- Excerpted text -
Audiobook, e-book, or both? Now, you won’t have to choose. The Scribd-owned reading subscription service Everand wants to make the choice unnecessary. On Tuesday, the company took the wraps off a combined subscription that brings together Everand’s catalog of over 1.5 million audiobooks and e-books with the social book club app Fable into a single plan, directly challenging Amazon’s dominance in digital reading.
What the subscription offers
The new subscription is available to the two apps’ 5 million combined readers and provides access to the over 1.5 million-title library, plus Fable’s nearly 200,000 online book clubs. As you read or listen in one app, that activity is synced to the other. The company has licensing agreements with all five major U.S. publishing houses.
The entry-level plan offers one book for $11.99 per month in the U.S., while a $16.99 per month plan offers three books, and a $28.99 per month plan lets you dive into five. That’s a fairly competitive deal compared with Audible Premium Plus ($14.95/month), which offers one credit for an audiobook.

Source records:
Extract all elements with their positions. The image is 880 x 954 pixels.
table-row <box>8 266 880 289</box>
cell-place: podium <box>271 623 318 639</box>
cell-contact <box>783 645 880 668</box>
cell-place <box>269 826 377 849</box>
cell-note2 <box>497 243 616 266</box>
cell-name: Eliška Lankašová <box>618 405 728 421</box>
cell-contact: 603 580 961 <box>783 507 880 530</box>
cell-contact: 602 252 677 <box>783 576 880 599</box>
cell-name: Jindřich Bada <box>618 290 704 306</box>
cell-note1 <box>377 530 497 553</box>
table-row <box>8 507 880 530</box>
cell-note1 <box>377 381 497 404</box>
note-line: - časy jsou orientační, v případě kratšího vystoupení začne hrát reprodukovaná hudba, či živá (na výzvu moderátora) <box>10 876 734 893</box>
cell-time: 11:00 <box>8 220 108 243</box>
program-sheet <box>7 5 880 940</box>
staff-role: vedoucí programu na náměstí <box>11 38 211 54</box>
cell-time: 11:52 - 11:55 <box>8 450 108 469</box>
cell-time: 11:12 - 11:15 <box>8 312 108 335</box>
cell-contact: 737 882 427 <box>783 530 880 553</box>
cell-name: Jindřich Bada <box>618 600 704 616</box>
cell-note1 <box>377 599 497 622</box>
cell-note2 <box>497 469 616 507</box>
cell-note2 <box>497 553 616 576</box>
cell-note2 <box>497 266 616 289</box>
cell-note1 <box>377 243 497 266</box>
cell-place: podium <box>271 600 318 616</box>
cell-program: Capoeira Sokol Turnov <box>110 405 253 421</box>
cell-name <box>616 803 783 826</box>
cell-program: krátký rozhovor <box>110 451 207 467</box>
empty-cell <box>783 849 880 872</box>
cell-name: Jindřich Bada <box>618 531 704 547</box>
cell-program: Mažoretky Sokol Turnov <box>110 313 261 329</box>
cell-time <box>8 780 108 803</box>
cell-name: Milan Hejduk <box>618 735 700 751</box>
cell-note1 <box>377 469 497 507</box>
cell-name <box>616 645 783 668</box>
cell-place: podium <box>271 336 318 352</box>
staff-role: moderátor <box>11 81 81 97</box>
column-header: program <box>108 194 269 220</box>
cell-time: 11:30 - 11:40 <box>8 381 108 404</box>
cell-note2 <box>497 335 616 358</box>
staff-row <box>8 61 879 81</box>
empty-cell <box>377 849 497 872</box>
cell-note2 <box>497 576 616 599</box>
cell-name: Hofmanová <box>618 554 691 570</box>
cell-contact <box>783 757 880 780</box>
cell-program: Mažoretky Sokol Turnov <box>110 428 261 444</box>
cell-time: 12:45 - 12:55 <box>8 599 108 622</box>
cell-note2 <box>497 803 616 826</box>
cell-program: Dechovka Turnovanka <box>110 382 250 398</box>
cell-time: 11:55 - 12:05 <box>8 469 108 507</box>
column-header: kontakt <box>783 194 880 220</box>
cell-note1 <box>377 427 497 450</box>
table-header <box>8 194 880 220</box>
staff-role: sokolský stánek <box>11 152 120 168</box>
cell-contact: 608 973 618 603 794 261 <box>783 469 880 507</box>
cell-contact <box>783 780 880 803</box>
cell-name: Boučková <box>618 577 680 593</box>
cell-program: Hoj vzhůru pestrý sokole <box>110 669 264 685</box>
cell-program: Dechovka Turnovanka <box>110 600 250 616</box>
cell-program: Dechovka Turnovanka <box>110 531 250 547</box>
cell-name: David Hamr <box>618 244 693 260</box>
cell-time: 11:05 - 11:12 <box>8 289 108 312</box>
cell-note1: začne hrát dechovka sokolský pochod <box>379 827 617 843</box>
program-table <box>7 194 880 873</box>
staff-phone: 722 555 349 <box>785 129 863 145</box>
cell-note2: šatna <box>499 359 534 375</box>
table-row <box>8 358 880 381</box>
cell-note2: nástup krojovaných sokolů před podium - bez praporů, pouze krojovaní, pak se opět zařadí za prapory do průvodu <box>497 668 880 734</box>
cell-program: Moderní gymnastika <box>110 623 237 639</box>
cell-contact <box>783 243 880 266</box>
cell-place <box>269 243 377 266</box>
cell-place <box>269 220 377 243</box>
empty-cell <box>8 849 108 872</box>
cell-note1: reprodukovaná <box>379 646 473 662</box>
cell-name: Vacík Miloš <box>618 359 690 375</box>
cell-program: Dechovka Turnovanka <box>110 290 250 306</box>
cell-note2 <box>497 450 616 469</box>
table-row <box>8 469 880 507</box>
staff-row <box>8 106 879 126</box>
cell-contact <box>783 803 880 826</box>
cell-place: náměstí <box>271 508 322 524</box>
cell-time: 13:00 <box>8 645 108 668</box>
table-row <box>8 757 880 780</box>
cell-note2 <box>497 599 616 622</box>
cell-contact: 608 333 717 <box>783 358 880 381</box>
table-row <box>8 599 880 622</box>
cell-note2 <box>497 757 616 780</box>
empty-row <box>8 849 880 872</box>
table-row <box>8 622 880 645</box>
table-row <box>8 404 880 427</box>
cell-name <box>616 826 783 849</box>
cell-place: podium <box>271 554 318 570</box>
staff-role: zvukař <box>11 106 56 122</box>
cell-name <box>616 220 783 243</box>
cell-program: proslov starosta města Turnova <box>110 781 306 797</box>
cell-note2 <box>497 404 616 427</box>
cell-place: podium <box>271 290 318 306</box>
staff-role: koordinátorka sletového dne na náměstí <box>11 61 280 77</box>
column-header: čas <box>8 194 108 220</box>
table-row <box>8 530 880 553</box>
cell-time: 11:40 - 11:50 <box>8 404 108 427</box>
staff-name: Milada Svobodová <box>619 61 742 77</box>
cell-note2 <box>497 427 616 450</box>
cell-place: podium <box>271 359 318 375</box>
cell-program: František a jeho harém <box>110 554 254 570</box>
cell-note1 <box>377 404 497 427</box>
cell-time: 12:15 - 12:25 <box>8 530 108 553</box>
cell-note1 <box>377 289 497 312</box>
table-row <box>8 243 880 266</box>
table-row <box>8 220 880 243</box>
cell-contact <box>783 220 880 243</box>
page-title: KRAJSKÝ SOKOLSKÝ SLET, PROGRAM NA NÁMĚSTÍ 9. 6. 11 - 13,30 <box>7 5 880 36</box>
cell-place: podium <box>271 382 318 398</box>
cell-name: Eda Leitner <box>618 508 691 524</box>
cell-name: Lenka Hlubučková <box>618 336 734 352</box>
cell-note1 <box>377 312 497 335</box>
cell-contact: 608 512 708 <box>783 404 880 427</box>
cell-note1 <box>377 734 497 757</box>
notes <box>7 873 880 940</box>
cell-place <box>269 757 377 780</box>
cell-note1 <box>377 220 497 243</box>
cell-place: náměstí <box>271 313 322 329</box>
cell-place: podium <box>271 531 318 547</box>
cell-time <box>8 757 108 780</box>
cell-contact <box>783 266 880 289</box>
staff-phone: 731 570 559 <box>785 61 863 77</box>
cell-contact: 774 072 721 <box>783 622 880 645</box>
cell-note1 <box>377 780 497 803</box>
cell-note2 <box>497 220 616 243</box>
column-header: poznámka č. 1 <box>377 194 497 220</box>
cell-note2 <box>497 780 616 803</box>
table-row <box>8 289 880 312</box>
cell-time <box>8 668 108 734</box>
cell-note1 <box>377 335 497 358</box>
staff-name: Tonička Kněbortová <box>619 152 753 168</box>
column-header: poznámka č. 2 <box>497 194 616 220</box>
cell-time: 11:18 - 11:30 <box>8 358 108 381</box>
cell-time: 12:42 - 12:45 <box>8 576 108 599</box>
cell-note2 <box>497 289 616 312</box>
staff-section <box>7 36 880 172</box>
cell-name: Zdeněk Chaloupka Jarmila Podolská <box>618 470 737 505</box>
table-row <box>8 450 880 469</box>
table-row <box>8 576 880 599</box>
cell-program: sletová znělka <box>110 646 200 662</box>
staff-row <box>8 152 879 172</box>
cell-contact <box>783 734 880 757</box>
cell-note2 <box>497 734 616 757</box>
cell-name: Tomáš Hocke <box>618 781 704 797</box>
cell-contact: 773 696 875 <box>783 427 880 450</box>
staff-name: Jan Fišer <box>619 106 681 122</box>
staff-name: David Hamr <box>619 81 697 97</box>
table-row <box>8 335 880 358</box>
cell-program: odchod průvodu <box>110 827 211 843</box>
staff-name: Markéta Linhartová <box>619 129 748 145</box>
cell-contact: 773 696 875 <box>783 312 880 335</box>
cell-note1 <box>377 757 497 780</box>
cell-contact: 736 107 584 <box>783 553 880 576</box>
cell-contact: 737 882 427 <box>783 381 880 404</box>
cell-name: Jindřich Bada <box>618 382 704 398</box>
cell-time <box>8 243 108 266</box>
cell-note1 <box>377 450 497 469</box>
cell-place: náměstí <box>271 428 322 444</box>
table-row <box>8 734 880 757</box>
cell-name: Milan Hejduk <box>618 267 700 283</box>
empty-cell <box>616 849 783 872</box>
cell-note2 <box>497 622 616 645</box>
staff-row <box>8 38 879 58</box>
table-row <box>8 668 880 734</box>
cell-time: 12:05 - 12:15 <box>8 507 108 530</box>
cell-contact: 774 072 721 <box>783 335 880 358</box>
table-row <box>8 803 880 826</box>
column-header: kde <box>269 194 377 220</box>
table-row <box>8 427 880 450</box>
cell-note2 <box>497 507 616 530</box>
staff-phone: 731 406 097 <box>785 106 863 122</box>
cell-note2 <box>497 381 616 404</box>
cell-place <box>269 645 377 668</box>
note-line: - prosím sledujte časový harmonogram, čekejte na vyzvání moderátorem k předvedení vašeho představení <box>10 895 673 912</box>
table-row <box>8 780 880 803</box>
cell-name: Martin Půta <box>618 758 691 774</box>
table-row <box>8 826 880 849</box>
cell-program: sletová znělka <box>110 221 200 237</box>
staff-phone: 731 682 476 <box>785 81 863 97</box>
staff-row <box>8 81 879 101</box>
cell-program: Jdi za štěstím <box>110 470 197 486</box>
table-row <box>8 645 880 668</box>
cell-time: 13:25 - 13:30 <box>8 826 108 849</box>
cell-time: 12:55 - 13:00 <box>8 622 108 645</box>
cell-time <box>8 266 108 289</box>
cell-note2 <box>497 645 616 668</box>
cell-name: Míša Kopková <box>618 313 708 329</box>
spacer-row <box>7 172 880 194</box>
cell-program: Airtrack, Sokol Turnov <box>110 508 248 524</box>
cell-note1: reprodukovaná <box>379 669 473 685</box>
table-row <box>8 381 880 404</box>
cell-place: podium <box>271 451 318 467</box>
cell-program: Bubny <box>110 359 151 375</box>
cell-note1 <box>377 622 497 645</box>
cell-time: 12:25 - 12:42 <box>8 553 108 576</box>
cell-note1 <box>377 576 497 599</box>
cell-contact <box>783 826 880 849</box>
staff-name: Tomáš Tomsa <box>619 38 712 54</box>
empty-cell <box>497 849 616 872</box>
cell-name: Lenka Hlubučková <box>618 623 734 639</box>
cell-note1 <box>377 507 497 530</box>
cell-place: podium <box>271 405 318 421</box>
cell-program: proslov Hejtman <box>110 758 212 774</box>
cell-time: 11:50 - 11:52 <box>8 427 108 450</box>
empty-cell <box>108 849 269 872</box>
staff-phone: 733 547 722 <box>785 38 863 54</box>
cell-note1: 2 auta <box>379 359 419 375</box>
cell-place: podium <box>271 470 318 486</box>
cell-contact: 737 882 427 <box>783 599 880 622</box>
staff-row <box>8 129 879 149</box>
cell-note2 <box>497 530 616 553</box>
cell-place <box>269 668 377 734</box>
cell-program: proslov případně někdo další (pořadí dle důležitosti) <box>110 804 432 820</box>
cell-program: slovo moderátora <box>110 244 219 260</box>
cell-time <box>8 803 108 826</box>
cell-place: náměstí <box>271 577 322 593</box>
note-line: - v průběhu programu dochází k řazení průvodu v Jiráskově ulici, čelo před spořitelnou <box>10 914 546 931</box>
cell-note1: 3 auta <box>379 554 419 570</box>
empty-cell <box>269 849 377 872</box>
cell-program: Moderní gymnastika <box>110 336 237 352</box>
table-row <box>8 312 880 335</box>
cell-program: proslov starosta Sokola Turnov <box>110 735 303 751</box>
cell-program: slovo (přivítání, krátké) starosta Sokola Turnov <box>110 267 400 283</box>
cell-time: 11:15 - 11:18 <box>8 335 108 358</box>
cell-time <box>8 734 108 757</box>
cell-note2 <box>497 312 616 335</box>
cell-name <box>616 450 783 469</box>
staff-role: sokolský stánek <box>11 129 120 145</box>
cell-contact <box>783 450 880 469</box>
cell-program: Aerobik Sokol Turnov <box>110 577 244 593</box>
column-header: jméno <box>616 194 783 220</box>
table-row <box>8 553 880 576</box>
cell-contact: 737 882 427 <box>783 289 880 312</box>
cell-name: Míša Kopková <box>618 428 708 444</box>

- Work to complete -
A. Copy the passage of the Everand article between "What the subscription" and "for an audiobook.", inclusive.
B. Decide whether each statement agrees with the Everand article, answering yes or no and quoting the words of the article that settle it: (i) The new plan combines Everand's catalog with the Fable app. (ii) The entry-level plan costs $14.95 per month in the U.S. (iii) Reading or listening activity in one app is synced to the other.
The records have no connection to the Everand article.

- Results for each task -
A.
What the subscription offers
The new subscription is available to the two apps’ 5 million combined readers and provides access to the over 1.5 million-title library, plus Fable’s nearly 200,000 online book clubs. As you read or listen in one app, that activity is synced to the other. The company has licensing agreements with all five major U.S. publishing houses.
The entry-level plan offers one book for $11.99 per month in the U.S., while a $16.99 per month plan offers three books, and a $28.99 per month plan lets you dive into five. That’s a fairly competitive deal compared with Audible Premium Plus ($14.95/month), which offers one credit for an audiobook.

B.
(i) Yes: "brings together Everand’s catalog of over 1.5 million audiobooks and e-books with the social book club app Fable into a single plan"
(ii) No: "The entry-level plan offers one book for $11.99 per month in the U.S."
(iii) Yes: "As you read or listen in one app, that activity is synced to the other."